Copy out each line that includes the word "Price".

## BEGIN

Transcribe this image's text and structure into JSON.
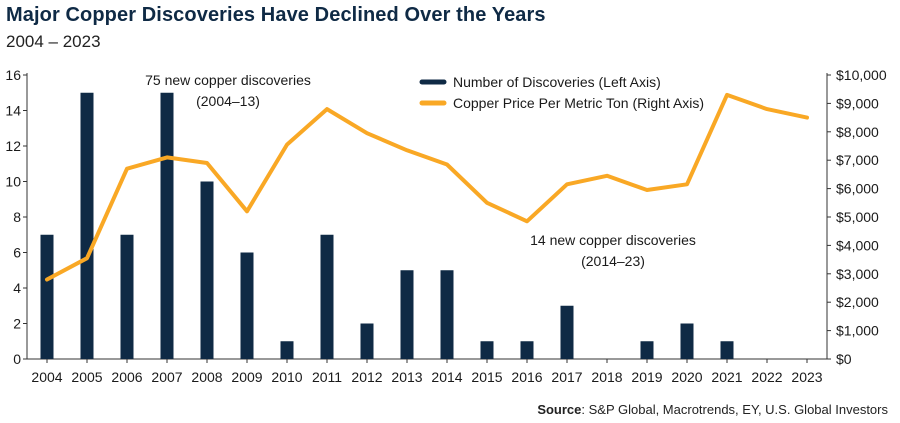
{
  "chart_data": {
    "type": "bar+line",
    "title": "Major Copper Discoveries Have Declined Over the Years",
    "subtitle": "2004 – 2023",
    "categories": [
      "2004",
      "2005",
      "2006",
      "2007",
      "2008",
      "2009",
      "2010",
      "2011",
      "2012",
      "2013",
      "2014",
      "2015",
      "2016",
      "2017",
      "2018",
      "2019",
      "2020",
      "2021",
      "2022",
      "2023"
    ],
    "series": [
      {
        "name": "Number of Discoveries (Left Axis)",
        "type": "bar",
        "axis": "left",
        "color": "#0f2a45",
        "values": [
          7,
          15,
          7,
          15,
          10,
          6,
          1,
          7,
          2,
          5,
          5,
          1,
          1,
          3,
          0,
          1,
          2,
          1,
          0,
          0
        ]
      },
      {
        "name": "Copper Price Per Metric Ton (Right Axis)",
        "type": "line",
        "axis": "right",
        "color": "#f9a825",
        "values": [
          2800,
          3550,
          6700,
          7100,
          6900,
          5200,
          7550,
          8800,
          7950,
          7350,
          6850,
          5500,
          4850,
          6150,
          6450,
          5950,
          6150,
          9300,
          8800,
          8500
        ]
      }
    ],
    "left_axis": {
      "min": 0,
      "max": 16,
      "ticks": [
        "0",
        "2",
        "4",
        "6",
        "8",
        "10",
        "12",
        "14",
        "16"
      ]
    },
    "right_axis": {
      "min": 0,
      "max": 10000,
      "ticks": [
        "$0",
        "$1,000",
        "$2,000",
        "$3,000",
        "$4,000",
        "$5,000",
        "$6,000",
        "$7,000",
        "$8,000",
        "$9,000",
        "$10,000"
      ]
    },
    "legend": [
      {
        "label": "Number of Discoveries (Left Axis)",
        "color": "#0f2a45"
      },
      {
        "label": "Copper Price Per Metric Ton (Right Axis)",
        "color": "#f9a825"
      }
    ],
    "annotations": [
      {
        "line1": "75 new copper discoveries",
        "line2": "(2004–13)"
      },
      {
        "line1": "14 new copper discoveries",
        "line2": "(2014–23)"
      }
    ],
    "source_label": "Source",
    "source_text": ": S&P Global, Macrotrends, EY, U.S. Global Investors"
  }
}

## END
## BEGIN

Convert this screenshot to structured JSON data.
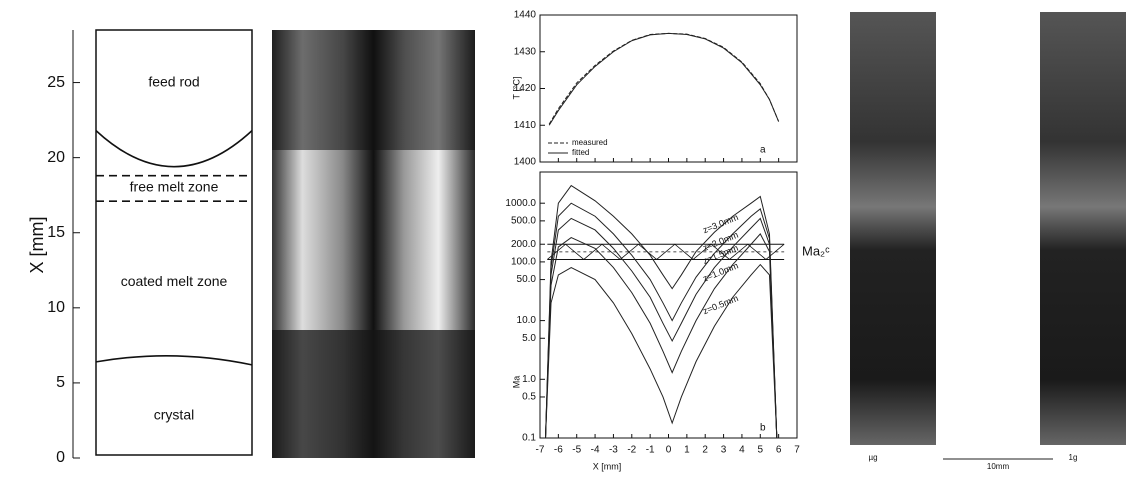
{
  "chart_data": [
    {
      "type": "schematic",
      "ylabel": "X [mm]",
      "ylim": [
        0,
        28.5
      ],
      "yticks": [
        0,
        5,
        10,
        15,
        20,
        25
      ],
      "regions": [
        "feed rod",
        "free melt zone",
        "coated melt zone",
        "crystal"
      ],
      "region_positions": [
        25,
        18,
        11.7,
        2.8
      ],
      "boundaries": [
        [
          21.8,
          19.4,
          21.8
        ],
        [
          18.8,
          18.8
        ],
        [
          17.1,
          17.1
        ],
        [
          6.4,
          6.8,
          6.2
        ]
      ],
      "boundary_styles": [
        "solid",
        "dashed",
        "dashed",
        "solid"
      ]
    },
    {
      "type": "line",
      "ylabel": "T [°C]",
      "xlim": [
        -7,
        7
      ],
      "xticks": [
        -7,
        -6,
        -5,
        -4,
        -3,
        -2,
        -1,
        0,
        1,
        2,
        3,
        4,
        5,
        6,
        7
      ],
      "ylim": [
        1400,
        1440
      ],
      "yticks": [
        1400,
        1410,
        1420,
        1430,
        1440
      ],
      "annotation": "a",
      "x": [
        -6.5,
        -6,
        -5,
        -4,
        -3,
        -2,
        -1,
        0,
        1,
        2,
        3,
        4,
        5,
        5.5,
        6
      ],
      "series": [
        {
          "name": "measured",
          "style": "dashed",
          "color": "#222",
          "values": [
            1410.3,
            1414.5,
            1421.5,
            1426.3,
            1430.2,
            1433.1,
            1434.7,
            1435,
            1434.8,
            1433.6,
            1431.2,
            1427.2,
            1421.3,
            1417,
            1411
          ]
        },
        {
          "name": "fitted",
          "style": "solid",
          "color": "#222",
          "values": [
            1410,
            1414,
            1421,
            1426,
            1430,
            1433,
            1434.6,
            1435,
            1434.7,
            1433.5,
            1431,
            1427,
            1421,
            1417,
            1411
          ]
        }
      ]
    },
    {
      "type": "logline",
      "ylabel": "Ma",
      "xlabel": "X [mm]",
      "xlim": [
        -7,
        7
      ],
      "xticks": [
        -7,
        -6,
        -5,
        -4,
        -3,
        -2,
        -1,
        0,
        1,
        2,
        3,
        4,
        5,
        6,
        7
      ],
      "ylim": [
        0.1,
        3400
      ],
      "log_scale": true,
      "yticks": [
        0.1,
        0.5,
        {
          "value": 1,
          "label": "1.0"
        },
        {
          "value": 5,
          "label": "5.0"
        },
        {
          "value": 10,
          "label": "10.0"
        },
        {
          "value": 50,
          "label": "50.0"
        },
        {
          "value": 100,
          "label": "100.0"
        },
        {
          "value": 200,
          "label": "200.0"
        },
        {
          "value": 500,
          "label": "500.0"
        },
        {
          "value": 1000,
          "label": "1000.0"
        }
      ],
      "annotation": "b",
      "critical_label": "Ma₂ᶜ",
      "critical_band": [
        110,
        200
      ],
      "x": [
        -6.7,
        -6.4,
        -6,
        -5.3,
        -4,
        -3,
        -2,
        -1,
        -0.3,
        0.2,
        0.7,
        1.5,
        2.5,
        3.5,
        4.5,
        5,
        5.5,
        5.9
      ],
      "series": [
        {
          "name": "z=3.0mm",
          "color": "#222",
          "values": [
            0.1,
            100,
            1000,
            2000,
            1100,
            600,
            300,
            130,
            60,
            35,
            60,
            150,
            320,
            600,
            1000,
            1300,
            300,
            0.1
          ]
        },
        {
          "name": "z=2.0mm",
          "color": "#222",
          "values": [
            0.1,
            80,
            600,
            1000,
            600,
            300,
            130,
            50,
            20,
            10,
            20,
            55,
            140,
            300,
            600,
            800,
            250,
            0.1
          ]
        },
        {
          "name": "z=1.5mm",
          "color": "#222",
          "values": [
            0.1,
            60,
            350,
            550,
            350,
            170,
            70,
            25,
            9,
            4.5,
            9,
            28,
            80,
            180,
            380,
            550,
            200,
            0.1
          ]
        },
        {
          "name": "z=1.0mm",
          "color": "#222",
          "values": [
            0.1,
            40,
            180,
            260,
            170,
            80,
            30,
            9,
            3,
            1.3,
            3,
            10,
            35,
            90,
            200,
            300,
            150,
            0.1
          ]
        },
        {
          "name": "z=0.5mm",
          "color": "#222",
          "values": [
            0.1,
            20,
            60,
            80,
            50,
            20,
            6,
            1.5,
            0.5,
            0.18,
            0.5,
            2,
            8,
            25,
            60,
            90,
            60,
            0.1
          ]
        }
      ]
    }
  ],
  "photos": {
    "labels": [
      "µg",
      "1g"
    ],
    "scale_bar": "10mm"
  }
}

## END

◆ Expected answer
        "name": "Copper Price Per Metric Ton (Right Axis)",
        "label": "Copper Price Per Metric Ton (Right Axis)",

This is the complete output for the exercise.